Copy the entries word for word, everything from the start down to the line containing "rank-label-2: 2: [254, 166, 263, 172]", including both ends.
======== RECORDS FOR THE EXERCISE ========
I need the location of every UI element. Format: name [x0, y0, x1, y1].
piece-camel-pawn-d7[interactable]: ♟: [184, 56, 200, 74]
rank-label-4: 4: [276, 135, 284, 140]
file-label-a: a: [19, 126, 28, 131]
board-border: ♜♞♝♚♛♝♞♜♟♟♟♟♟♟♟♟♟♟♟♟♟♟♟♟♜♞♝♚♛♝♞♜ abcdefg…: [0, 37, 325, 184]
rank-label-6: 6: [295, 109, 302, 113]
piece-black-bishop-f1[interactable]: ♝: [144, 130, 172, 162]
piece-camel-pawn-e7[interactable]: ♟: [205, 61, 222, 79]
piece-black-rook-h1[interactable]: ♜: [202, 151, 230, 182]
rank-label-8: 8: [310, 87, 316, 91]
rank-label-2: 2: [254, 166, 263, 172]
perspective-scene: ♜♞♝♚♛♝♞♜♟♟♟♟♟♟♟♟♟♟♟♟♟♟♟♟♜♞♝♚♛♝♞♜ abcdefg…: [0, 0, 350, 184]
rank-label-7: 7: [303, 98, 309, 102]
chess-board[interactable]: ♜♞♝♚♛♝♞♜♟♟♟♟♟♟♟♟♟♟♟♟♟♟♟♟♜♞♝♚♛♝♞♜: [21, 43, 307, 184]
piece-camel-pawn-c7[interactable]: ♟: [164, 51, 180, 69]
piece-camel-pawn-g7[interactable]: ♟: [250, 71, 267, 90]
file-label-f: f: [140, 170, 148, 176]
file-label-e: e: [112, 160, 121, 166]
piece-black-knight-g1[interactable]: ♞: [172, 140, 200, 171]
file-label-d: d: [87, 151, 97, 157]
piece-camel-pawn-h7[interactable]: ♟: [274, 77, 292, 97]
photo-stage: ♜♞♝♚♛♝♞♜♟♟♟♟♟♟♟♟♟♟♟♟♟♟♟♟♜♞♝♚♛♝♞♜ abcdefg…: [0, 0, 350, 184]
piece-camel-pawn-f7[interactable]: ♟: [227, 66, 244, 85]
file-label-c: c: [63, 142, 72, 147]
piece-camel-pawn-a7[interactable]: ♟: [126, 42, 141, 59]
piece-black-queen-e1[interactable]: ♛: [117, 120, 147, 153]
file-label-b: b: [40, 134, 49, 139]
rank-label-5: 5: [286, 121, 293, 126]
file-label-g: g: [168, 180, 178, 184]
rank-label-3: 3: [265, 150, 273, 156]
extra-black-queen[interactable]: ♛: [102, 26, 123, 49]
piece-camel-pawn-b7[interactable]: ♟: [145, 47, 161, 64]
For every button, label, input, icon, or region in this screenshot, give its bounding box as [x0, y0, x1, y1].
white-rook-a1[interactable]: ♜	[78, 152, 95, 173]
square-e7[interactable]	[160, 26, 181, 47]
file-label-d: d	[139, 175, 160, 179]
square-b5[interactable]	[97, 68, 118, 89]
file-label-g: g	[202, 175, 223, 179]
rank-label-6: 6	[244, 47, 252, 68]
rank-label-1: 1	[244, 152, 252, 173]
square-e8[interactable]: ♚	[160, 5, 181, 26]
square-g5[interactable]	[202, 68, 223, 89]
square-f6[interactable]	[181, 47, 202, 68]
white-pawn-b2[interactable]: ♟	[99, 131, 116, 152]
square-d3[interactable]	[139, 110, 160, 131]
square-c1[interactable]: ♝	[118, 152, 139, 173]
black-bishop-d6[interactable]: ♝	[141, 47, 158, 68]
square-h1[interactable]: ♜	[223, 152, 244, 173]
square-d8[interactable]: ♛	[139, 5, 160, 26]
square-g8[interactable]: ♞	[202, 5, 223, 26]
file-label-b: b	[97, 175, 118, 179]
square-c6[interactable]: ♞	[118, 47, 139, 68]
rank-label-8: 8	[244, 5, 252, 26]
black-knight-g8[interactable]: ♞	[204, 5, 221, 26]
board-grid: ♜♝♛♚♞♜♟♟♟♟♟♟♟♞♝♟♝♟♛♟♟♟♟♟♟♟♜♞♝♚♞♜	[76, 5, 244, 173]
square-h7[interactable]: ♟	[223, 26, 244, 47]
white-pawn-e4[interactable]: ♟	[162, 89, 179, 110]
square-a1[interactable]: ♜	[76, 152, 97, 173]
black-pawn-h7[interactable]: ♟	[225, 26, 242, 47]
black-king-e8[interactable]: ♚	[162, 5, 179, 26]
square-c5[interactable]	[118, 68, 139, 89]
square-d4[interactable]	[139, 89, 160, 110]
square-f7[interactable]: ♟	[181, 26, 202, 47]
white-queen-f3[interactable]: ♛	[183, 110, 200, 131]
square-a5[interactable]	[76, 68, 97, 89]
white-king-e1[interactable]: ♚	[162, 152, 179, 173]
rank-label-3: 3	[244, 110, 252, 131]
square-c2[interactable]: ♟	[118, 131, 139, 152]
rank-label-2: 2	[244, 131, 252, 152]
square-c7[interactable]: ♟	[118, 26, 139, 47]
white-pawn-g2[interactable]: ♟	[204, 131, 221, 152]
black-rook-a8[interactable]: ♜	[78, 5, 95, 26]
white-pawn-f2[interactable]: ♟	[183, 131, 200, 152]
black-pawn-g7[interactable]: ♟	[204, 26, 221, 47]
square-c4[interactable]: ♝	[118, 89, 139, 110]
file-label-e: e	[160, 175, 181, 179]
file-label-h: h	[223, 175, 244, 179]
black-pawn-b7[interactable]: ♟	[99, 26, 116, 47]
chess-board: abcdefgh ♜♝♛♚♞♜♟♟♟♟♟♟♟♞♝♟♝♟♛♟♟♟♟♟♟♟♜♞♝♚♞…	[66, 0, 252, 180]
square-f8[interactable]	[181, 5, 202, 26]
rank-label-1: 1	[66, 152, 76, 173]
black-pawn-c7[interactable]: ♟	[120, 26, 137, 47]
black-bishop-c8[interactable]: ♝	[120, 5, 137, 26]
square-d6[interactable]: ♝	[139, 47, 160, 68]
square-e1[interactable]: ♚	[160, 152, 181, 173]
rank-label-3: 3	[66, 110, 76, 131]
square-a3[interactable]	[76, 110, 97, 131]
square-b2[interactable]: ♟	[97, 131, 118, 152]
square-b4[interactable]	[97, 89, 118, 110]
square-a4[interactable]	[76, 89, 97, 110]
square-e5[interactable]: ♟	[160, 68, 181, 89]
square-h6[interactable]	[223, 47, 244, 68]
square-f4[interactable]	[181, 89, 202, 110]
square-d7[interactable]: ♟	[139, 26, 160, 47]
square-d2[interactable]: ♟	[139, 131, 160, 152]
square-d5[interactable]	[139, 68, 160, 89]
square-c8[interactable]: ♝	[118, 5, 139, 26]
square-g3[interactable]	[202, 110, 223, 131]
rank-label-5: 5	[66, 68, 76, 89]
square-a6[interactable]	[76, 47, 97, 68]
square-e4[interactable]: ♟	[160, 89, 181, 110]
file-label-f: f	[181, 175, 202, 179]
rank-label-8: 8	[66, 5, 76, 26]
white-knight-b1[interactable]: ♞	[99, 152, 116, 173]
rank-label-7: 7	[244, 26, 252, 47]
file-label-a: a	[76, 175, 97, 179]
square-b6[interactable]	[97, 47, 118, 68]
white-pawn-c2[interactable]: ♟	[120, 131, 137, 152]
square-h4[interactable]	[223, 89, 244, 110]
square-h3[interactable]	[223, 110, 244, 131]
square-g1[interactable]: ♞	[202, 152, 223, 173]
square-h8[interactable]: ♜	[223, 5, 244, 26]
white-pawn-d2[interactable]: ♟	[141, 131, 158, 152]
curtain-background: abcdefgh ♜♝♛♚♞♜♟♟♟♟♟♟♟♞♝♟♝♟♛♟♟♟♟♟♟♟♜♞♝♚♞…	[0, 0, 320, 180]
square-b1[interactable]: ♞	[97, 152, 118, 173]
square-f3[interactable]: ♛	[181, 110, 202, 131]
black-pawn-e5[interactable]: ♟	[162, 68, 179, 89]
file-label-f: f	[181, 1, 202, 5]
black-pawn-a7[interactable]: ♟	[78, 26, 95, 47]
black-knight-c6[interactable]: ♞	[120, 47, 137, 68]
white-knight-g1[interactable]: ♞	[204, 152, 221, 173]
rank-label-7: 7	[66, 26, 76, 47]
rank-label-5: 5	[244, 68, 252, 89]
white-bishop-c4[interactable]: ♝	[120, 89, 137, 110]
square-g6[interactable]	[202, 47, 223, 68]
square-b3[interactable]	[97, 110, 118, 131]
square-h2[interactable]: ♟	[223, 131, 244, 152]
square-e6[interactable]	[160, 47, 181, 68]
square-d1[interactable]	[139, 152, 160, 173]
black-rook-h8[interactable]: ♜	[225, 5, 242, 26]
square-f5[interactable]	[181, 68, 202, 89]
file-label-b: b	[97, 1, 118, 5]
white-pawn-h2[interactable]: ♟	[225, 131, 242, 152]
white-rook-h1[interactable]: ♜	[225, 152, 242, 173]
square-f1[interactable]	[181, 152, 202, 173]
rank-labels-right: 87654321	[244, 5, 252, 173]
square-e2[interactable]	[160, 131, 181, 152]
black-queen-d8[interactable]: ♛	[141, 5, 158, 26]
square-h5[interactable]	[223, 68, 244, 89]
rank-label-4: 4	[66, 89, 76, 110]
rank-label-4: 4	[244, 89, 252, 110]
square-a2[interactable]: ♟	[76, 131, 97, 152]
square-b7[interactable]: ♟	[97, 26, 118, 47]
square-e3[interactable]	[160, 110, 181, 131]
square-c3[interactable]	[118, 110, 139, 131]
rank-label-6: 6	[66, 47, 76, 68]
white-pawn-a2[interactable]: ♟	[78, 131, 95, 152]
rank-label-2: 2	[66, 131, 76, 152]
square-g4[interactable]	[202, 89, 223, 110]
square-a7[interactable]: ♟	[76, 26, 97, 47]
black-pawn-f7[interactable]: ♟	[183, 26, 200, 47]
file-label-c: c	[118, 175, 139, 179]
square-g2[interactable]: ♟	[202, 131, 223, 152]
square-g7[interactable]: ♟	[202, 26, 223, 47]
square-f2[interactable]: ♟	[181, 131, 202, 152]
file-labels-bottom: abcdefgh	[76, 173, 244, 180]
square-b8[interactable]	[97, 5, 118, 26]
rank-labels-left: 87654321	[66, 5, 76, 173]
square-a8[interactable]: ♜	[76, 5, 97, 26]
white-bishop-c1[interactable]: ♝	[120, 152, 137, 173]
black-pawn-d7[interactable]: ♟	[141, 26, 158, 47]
========
**EXERCISE OUTPUT:**
I need the location of every UI element. Format: name [x0, y0, x1, y1].
piece-camel-pawn-d7[interactable]: ♟: [184, 56, 200, 74]
rank-label-4: 4: [276, 135, 284, 140]
file-label-a: a: [19, 126, 28, 131]
board-border: ♜♞♝♚♛♝♞♜♟♟♟♟♟♟♟♟♟♟♟♟♟♟♟♟♜♞♝♚♛♝♞♜ abcdefg…: [0, 37, 325, 184]
rank-label-6: 6: [295, 109, 302, 113]
piece-black-bishop-f1[interactable]: ♝: [144, 130, 172, 162]
piece-camel-pawn-e7[interactable]: ♟: [205, 61, 222, 79]
piece-black-rook-h1[interactable]: ♜: [202, 151, 230, 182]
rank-label-8: 8: [310, 87, 316, 91]
rank-label-2: 2: [254, 166, 263, 172]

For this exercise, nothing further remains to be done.